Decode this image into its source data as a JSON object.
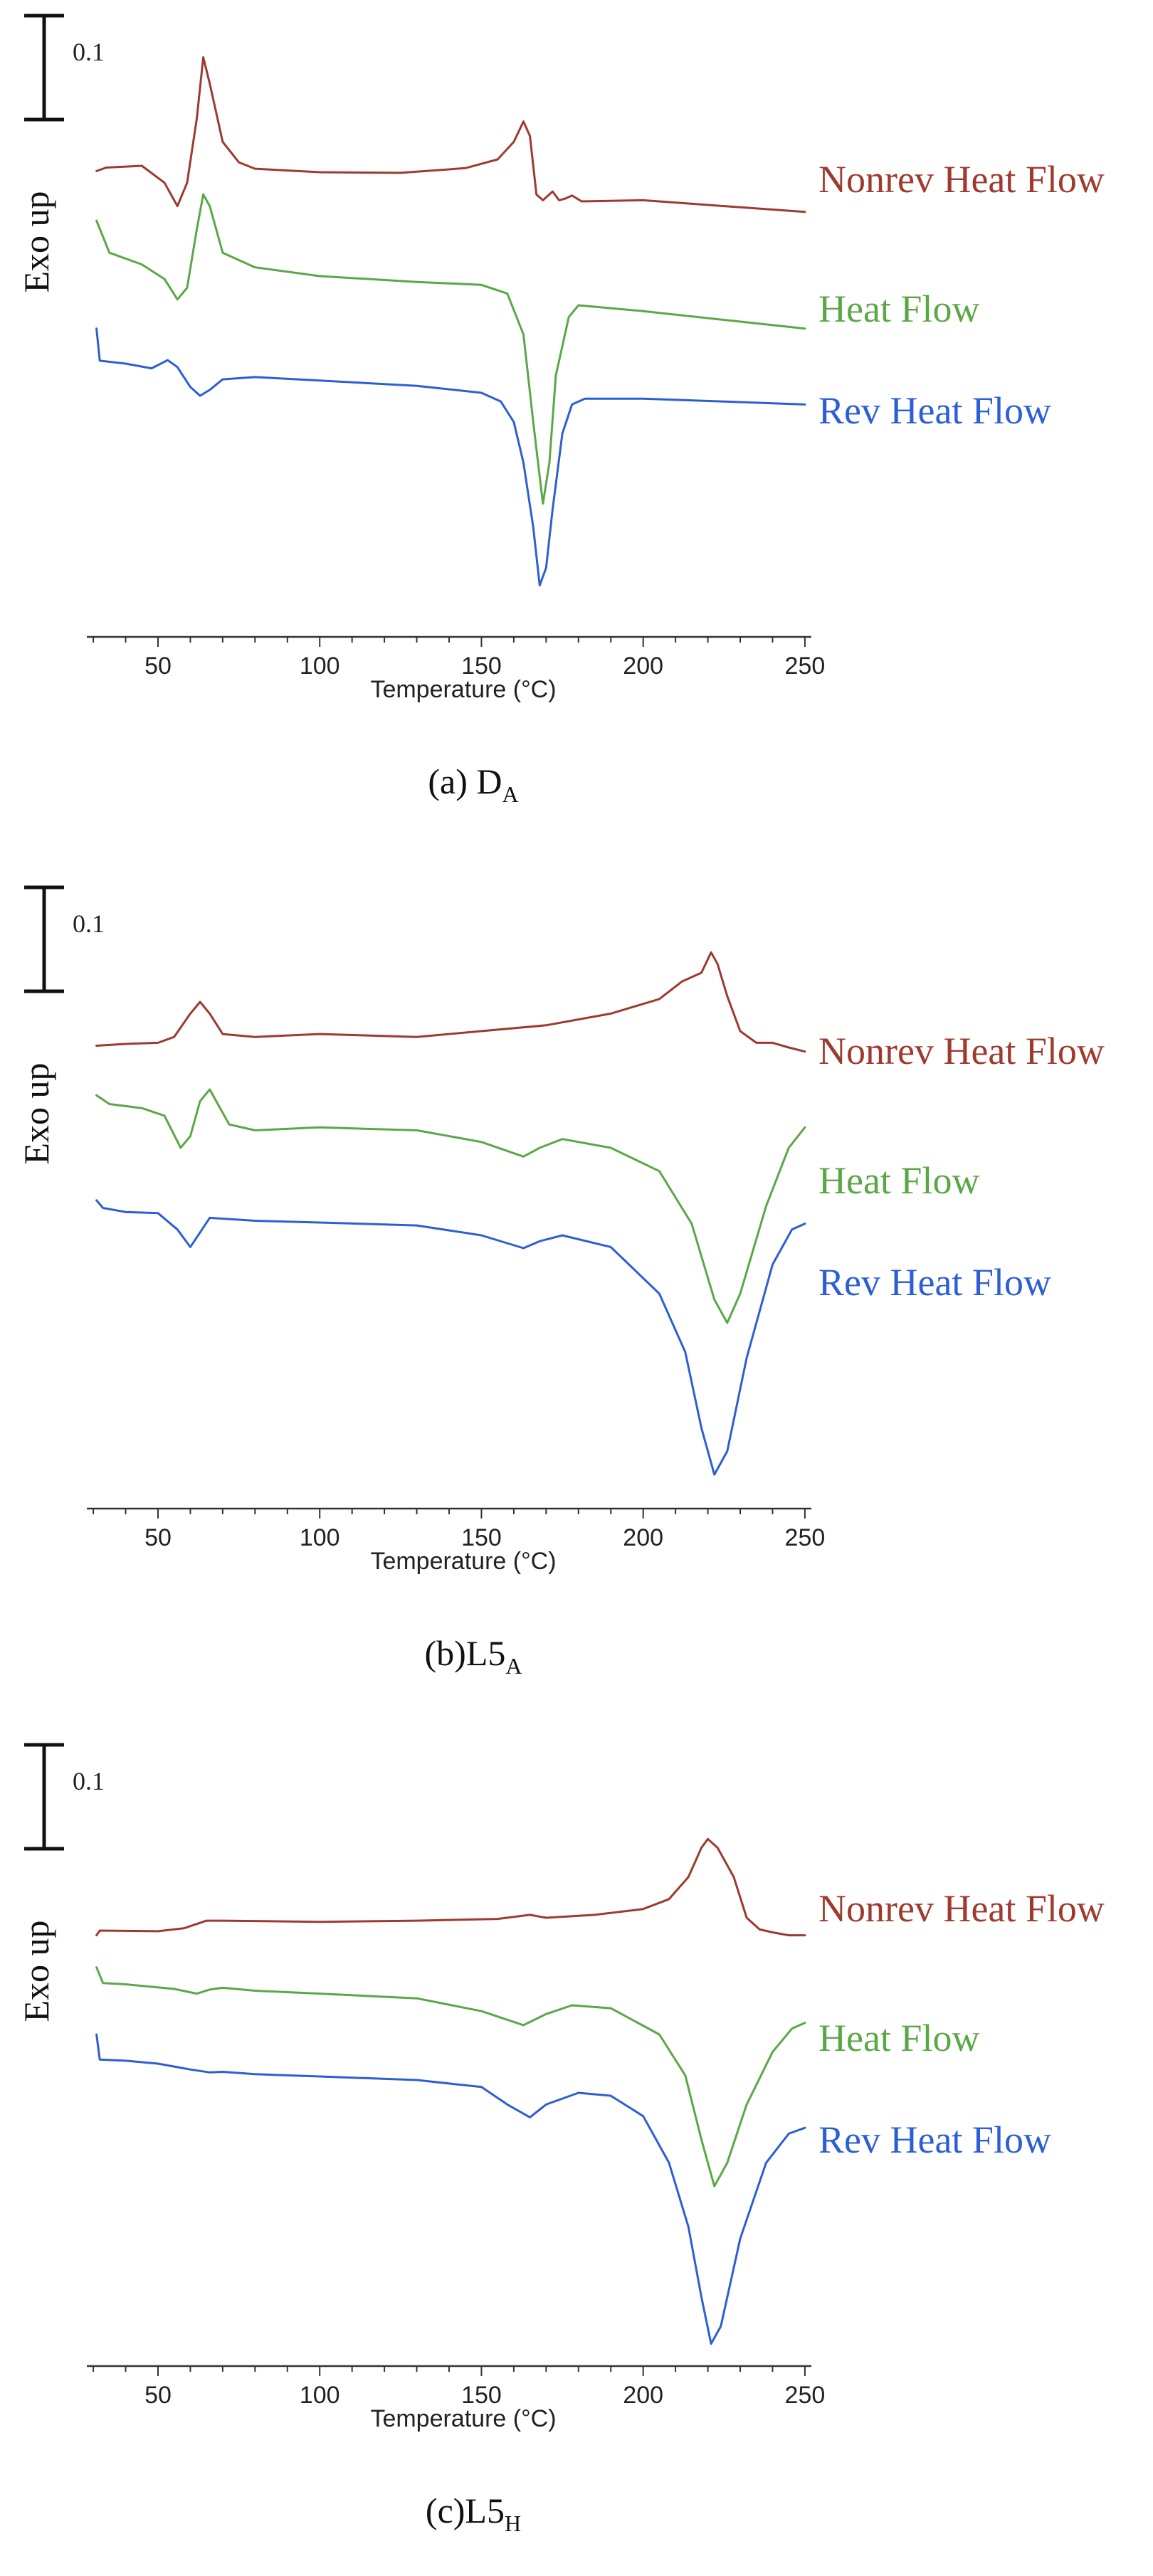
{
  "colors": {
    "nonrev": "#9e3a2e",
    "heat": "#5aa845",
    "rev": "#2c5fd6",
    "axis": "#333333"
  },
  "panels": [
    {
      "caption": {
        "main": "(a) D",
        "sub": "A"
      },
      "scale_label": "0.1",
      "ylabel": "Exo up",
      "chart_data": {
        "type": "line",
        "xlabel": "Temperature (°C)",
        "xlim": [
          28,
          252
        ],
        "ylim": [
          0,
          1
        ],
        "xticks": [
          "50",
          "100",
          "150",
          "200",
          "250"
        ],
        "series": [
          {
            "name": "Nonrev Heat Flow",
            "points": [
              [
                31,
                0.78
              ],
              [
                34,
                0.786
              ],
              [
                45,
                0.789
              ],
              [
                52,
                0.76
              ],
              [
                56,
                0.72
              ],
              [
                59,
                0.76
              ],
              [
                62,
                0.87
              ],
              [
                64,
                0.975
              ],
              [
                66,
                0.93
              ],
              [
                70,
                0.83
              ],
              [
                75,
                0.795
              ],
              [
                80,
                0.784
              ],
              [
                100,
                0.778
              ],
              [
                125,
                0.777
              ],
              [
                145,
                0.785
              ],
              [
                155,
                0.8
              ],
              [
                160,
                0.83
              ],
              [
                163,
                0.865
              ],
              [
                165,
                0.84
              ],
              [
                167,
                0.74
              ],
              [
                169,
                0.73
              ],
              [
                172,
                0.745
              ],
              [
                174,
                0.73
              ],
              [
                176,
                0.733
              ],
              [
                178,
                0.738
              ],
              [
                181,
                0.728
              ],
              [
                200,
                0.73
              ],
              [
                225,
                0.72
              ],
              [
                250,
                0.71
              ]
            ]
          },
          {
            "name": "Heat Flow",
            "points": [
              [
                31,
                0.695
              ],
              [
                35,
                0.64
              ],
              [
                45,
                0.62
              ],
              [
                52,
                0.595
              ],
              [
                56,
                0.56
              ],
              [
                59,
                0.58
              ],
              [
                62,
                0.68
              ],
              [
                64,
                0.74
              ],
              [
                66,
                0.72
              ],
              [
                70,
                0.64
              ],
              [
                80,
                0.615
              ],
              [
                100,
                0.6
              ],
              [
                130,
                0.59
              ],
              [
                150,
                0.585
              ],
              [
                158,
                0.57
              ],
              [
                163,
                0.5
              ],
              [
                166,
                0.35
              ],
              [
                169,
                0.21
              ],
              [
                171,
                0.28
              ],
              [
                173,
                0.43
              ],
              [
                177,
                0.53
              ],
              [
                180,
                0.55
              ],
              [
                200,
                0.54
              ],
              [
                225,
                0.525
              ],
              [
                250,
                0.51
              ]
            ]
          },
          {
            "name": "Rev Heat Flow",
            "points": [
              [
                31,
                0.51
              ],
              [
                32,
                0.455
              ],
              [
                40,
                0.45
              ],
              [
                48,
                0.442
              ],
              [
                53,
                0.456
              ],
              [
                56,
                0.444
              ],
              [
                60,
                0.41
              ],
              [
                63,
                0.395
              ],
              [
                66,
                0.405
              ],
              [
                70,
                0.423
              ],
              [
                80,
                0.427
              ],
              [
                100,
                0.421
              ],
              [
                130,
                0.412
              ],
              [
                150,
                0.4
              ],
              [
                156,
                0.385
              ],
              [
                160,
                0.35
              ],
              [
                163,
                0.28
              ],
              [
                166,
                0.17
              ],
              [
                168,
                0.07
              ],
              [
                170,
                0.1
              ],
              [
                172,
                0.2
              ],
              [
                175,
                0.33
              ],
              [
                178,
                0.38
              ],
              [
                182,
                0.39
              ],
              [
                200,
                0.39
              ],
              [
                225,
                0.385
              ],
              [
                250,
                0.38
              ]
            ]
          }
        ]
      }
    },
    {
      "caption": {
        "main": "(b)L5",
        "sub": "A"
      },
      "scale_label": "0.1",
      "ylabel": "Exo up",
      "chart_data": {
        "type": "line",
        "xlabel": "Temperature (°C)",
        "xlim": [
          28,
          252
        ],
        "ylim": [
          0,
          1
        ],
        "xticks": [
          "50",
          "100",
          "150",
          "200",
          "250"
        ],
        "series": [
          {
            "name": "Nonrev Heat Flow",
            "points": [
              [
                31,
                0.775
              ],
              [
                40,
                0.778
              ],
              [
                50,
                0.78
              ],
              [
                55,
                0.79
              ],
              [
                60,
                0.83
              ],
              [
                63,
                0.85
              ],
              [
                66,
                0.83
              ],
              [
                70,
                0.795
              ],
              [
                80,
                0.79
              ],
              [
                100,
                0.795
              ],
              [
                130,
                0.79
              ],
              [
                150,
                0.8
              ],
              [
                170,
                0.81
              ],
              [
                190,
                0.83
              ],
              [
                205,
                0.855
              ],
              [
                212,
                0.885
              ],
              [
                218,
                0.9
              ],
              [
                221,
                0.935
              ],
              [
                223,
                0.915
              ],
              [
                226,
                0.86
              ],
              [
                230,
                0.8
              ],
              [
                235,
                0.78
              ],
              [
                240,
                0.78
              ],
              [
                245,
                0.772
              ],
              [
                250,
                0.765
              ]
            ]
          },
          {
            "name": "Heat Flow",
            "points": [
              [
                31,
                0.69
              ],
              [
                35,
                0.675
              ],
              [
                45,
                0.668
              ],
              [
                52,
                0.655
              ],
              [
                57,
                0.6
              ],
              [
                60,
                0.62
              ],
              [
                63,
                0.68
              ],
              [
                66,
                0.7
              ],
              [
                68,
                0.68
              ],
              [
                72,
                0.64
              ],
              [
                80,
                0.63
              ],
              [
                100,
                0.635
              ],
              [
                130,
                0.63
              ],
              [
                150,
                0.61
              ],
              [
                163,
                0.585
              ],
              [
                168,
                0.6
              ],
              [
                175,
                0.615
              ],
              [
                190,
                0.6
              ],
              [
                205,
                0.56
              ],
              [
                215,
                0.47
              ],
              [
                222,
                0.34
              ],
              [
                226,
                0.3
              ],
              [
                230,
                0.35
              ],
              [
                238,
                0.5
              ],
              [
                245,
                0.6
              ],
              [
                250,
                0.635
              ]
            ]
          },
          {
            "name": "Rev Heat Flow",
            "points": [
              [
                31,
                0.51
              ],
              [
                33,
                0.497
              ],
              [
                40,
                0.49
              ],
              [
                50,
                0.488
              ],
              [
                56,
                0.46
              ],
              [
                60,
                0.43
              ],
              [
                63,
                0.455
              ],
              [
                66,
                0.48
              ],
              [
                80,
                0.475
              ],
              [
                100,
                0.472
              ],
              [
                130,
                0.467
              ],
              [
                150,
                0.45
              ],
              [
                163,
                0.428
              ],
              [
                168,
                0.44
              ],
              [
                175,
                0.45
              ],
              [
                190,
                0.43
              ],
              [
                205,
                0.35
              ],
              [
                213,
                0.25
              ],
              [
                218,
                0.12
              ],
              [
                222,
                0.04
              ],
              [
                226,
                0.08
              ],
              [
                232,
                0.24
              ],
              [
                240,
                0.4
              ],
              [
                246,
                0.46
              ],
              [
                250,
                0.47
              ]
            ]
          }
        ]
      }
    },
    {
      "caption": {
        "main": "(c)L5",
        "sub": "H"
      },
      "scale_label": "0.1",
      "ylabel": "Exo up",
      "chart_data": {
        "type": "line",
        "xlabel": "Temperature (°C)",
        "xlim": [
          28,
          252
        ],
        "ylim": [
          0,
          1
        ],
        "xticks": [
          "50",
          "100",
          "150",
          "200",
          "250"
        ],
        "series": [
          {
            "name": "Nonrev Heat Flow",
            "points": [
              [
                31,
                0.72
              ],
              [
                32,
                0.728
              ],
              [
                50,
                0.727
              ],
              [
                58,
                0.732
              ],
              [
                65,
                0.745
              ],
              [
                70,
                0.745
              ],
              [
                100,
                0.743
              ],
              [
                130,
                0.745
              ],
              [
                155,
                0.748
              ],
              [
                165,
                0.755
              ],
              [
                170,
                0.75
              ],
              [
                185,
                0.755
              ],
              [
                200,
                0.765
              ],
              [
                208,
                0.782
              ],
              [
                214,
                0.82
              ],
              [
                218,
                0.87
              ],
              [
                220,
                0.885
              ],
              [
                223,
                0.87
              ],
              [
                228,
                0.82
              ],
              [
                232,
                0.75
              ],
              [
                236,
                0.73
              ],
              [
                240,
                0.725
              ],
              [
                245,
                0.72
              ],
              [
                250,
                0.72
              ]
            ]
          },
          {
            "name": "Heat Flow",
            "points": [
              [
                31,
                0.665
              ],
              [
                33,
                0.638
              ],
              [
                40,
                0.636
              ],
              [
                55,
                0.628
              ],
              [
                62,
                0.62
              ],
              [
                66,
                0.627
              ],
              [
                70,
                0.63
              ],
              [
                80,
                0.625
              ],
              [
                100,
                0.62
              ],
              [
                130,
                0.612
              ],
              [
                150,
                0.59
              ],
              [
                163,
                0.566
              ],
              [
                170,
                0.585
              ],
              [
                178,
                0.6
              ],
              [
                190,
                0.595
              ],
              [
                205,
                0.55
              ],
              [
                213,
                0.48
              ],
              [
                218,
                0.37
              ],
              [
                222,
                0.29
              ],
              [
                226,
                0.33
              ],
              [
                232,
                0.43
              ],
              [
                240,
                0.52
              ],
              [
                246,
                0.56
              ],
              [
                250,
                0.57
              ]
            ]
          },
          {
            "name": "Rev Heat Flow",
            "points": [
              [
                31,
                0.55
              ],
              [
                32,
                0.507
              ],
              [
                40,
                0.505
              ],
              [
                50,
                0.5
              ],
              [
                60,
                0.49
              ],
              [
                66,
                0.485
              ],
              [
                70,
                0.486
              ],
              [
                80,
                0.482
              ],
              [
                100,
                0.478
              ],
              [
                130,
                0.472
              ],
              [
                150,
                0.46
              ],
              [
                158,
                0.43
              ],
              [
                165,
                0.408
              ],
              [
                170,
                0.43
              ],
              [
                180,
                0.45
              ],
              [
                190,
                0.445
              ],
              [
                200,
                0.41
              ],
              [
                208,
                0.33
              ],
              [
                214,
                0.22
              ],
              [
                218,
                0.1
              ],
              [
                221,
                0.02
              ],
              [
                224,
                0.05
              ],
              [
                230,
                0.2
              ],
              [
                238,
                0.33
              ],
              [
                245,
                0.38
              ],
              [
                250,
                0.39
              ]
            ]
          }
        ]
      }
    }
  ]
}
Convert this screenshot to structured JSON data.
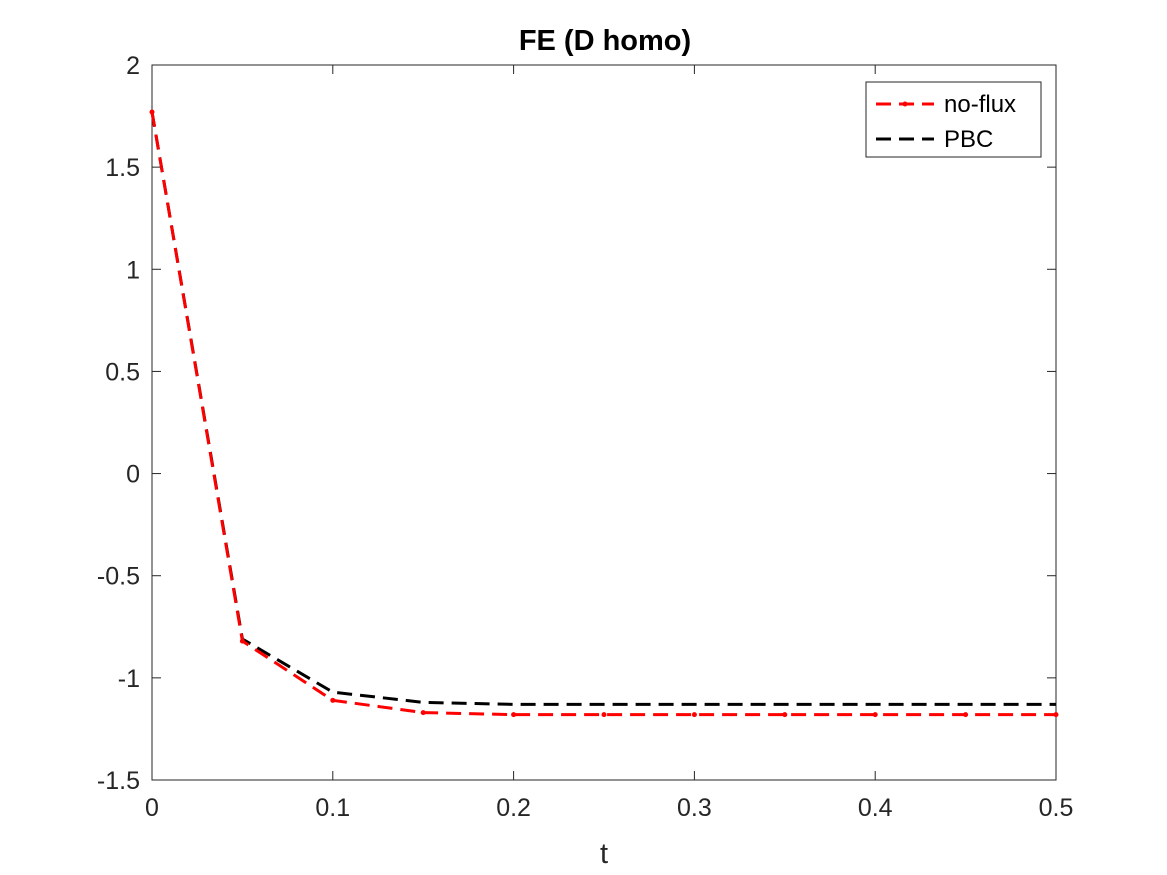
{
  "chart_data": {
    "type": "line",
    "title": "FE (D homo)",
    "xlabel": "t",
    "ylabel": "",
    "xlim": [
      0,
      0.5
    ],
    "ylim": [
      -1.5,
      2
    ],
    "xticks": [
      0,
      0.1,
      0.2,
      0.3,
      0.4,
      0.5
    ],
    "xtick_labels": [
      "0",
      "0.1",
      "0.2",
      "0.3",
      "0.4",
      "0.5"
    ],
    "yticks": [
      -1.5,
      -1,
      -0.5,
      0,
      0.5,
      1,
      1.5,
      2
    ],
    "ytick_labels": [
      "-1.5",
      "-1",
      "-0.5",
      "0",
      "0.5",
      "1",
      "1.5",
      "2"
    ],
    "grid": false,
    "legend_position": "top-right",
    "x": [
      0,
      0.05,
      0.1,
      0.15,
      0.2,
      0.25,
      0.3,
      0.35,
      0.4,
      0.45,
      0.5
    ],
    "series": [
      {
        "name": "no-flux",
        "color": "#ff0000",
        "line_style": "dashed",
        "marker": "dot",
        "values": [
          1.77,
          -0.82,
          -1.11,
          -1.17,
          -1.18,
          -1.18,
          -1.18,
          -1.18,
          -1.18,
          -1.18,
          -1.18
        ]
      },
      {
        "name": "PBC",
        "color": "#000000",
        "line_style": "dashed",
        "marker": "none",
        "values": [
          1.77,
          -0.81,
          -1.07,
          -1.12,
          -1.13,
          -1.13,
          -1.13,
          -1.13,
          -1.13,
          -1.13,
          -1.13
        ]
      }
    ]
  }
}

● ● ●

**Problem to solve:**
Extract the run of lines from the line holding "Convert this screenshot" through the final line of the material above, exactly and inclusively. Leave the pictures behind.

**Solution for this problem:**
Convert this screenshot to structured JSON data.
{
  "chart_data": {
    "type": "line",
    "title": "FE (D homo)",
    "xlabel": "t",
    "ylabel": "",
    "xlim": [
      0,
      0.5
    ],
    "ylim": [
      -1.5,
      2
    ],
    "xticks": [
      0,
      0.1,
      0.2,
      0.3,
      0.4,
      0.5
    ],
    "xtick_labels": [
      "0",
      "0.1",
      "0.2",
      "0.3",
      "0.4",
      "0.5"
    ],
    "yticks": [
      -1.5,
      -1,
      -0.5,
      0,
      0.5,
      1,
      1.5,
      2
    ],
    "ytick_labels": [
      "-1.5",
      "-1",
      "-0.5",
      "0",
      "0.5",
      "1",
      "1.5",
      "2"
    ],
    "grid": false,
    "legend_position": "top-right",
    "x": [
      0,
      0.05,
      0.1,
      0.15,
      0.2,
      0.25,
      0.3,
      0.35,
      0.4,
      0.45,
      0.5
    ],
    "series": [
      {
        "name": "no-flux",
        "color": "#ff0000",
        "line_style": "dashed",
        "marker": "dot",
        "values": [
          1.77,
          -0.82,
          -1.11,
          -1.17,
          -1.18,
          -1.18,
          -1.18,
          -1.18,
          -1.18,
          -1.18,
          -1.18
        ]
      },
      {
        "name": "PBC",
        "color": "#000000",
        "line_style": "dashed",
        "marker": "none",
        "values": [
          1.77,
          -0.81,
          -1.07,
          -1.12,
          -1.13,
          -1.13,
          -1.13,
          -1.13,
          -1.13,
          -1.13,
          -1.13
        ]
      }
    ]
  }
}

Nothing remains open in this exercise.